GIVEN PASSAGE:
◇ ◇ ◇

Denise Patricia Byrne Kingsmill, Baroness Kingsmill CBE (née Byrne 24 April 1947) is a British Labour peer. She was appointed as a life peer in 2006 after practising as a solicitor in personal injury, trade union and employment law.

She was born in New Zealand and emigrated to Wales during her childhood. She studied at Croesyceiliog School.  She holds a degree in Economics and Anthropology from Girton College, Cambridge. Then one of six female undergraduates in Economics studying alongside 300 male undergraduates, Baroness Kingsmill now encourages others to blaze their own trail, saying 'you must do that which excites you'.  She is a member of the Economic Affairs Committee.

She was a Deputy Chairman of the Monopolies and Mergers Commission (later known as The Competition Commission), which undertook inquiries into banking, cruise liners, equity underwriting, energy supply, and other subjects during her time. She was appointed in 1996, stepping down in 2003.

Baroness Kingsmill undertook a number of cases relating to rights of women, while specialising in employment law. She also acted in behalf of Peter Wood, founder of Direct Line and other leading business figures. She undertook two inquiries for the government in gender equality and human capital management.

◇ ◇ ◇

DATA:
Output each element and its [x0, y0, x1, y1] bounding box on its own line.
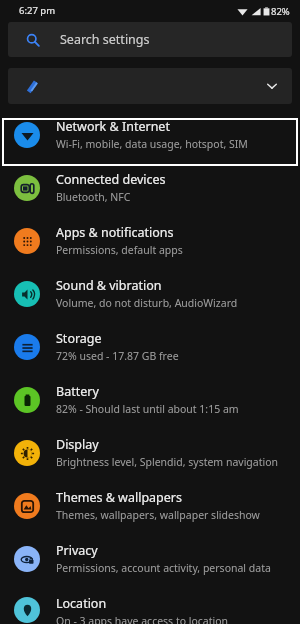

◇ ◇ ◇

WHAT IS ASKED:
A – According to the biography of Baroness Kingsmill, in what year was she appointed as a life peer?
B – From the biography of Baroness Kingsmill, write out the passage that begins at the words "Denise Patricia Byrne" and stops after "Economic Affairs Committee.".
The lines are separate material from the biography of Baroness Kingsmill.

SOLUTIONS TO EACH TASK:
A – 2006

B –
Denise Patricia Byrne Kingsmill, Baroness Kingsmill CBE (née Byrne 24 April 1947) is a British Labour peer. She was appointed as a life peer in 2006 after practising as a solicitor in personal injury, trade union and employment law.

She was born in New Zealand and emigrated to Wales during her childhood. She studied at Croesyceiliog School.  She holds a degree in Economics and Anthropology from Girton College, Cambridge. Then one of six female undergraduates in Economics studying alongside 300 male undergraduates, Baroness Kingsmill now encourages others to blaze their own trail, saying 'you must do that which excites you'.  She is a member of the Economic Affairs Committee.